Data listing
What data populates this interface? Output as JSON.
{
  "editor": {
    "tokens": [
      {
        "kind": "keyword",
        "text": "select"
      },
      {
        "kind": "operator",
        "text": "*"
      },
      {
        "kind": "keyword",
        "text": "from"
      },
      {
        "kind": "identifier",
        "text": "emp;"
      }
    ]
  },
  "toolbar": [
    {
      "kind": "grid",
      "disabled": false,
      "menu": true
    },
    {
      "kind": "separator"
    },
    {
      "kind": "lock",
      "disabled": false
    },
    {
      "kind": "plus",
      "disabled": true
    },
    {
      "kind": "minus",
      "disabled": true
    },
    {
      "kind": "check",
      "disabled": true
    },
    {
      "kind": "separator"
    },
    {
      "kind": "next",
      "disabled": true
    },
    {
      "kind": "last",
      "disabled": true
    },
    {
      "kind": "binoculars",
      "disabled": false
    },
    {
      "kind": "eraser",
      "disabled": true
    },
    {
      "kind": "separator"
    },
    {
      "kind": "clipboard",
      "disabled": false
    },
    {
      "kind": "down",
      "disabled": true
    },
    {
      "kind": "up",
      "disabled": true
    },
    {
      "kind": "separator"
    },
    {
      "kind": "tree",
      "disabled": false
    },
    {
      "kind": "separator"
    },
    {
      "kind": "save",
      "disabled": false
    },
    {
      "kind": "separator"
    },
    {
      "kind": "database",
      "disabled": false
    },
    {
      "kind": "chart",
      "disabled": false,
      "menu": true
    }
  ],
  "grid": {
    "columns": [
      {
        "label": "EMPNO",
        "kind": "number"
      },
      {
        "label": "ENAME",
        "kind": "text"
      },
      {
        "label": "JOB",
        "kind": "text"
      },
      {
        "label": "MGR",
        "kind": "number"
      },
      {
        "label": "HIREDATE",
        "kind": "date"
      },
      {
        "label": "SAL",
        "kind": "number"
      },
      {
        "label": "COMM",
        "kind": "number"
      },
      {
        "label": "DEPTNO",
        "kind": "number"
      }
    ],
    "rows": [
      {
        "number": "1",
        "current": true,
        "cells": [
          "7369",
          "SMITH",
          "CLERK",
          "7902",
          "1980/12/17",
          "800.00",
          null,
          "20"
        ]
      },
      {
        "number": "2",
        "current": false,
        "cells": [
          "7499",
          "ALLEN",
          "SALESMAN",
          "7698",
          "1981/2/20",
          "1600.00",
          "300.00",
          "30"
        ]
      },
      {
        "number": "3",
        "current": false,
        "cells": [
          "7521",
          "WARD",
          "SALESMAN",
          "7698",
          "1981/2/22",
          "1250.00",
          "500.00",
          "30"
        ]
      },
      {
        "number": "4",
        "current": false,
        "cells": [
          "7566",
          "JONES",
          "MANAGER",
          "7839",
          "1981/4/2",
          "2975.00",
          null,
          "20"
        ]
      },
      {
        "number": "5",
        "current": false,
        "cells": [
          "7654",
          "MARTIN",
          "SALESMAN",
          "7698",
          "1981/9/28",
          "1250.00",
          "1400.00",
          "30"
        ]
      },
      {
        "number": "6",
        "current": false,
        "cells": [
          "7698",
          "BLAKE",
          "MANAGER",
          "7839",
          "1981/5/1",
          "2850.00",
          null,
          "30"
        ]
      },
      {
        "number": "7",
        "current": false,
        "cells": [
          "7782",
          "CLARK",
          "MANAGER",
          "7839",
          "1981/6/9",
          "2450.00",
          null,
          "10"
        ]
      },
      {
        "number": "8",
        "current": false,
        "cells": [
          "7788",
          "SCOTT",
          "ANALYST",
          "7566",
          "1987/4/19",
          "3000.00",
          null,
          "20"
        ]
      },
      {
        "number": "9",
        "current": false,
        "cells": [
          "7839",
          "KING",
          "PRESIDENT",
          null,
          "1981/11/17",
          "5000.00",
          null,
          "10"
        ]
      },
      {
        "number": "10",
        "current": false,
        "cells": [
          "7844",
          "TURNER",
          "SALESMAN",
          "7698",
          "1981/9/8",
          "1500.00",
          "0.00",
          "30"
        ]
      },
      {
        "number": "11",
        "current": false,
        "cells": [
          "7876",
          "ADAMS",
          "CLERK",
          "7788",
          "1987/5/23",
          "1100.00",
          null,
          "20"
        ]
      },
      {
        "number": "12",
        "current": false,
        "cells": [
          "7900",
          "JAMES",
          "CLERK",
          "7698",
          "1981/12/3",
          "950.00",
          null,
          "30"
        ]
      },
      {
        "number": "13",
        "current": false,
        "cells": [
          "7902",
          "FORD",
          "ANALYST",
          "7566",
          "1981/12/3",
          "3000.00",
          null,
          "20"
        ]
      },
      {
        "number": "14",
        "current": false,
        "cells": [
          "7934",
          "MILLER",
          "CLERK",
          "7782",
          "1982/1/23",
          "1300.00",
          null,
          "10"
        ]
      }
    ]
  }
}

__Given exercise__: All of the entries must be quoted exactly; please include each one.

__Finished exercise__:
What data populates this interface? Output as JSON.
{
  "editor": {
    "tokens": [
      {
        "kind": "keyword",
        "text": "select"
      },
      {
        "kind": "operator",
        "text": "*"
      },
      {
        "kind": "keyword",
        "text": "from"
      },
      {
        "kind": "identifier",
        "text": "emp;"
      }
    ]
  },
  "toolbar": [
    {
      "kind": "grid",
      "disabled": false,
      "menu": true
    },
    {
      "kind": "separator"
    },
    {
      "kind": "lock",
      "disabled": false
    },
    {
      "kind": "plus",
      "disabled": true
    },
    {
      "kind": "minus",
      "disabled": true
    },
    {
      "kind": "check",
      "disabled": true
    },
    {
      "kind": "separator"
    },
    {
      "kind": "next",
      "disabled": true
    },
    {
      "kind": "last",
      "disabled": true
    },
    {
      "kind": "binoculars",
      "disabled": false
    },
    {
      "kind": "eraser",
      "disabled": true
    },
    {
      "kind": "separator"
    },
    {
      "kind": "clipboard",
      "disabled": false
    },
    {
      "kind": "down",
      "disabled": true
    },
    {
      "kind": "up",
      "disabled": true
    },
    {
      "kind": "separator"
    },
    {
      "kind": "tree",
      "disabled": false
    },
    {
      "kind": "separator"
    },
    {
      "kind": "save",
      "disabled": false
    },
    {
      "kind": "separator"
    },
    {
      "kind": "database",
      "disabled": false
    },
    {
      "kind": "chart",
      "disabled": false,
      "menu": true
    }
  ],
  "grid": {
    "columns": [
      {
        "label": "EMPNO",
        "kind": "number"
      },
      {
        "label": "ENAME",
        "kind": "text"
      },
      {
        "label": "JOB",
        "kind": "text"
      },
      {
        "label": "MGR",
        "kind": "number"
      },
      {
        "label": "HIREDATE",
        "kind": "date"
      },
      {
        "label": "SAL",
        "kind": "number"
      },
      {
        "label": "COMM",
        "kind": "number"
      },
      {
        "label": "DEPTNO",
        "kind": "number"
      }
    ],
    "rows": [
      {
        "number": "1",
        "current": true,
        "cells": [
          "7369",
          "SMITH",
          "CLERK",
          "7902",
          "1980/12/17",
          "800.00",
          null,
          "20"
        ]
      },
      {
        "number": "2",
        "current": false,
        "cells": [
          "7499",
          "ALLEN",
          "SALESMAN",
          "7698",
          "1981/2/20",
          "1600.00",
          "300.00",
          "30"
        ]
      },
      {
        "number": "3",
        "current": false,
        "cells": [
          "7521",
          "WARD",
          "SALESMAN",
          "7698",
          "1981/2/22",
          "1250.00",
          "500.00",
          "30"
        ]
      },
      {
        "number": "4",
        "current": false,
        "cells": [
          "7566",
          "JONES",
          "MANAGER",
          "7839",
          "1981/4/2",
          "2975.00",
          null,
          "20"
        ]
      },
      {
        "number": "5",
        "current": false,
        "cells": [
          "7654",
          "MARTIN",
          "SALESMAN",
          "7698",
          "1981/9/28",
          "1250.00",
          "1400.00",
          "30"
        ]
      },
      {
        "number": "6",
        "current": false,
        "cells": [
          "7698",
          "BLAKE",
          "MANAGER",
          "7839",
          "1981/5/1",
          "2850.00",
          null,
          "30"
        ]
      },
      {
        "number": "7",
        "current": false,
        "cells": [
          "7782",
          "CLARK",
          "MANAGER",
          "7839",
          "1981/6/9",
          "2450.00",
          null,
          "10"
        ]
      },
      {
        "number": "8",
        "current": false,
        "cells": [
          "7788",
          "SCOTT",
          "ANALYST",
          "7566",
          "1987/4/19",
          "3000.00",
          null,
          "20"
        ]
      },
      {
        "number": "9",
        "current": false,
        "cells": [
          "7839",
          "KING",
          "PRESIDENT",
          null,
          "1981/11/17",
          "5000.00",
          null,
          "10"
        ]
      },
      {
        "number": "10",
        "current": false,
        "cells": [
          "7844",
          "TURNER",
          "SALESMAN",
          "7698",
          "1981/9/8",
          "1500.00",
          "0.00",
          "30"
        ]
      },
      {
        "number": "11",
        "current": false,
        "cells": [
          "7876",
          "ADAMS",
          "CLERK",
          "7788",
          "1987/5/23",
          "1100.00",
          null,
          "20"
        ]
      },
      {
        "number": "12",
        "current": false,
        "cells": [
          "7900",
          "JAMES",
          "CLERK",
          "7698",
          "1981/12/3",
          "950.00",
          null,
          "30"
        ]
      },
      {
        "number": "13",
        "current": false,
        "cells": [
          "7902",
          "FORD",
          "ANALYST",
          "7566",
          "1981/12/3",
          "3000.00",
          null,
          "20"
        ]
      },
      {
        "number": "14",
        "current": false,
        "cells": [
          "7934",
          "MILLER",
          "CLERK",
          "7782",
          "1982/1/23",
          "1300.00",
          null,
          "10"
        ]
      }
    ]
  }
}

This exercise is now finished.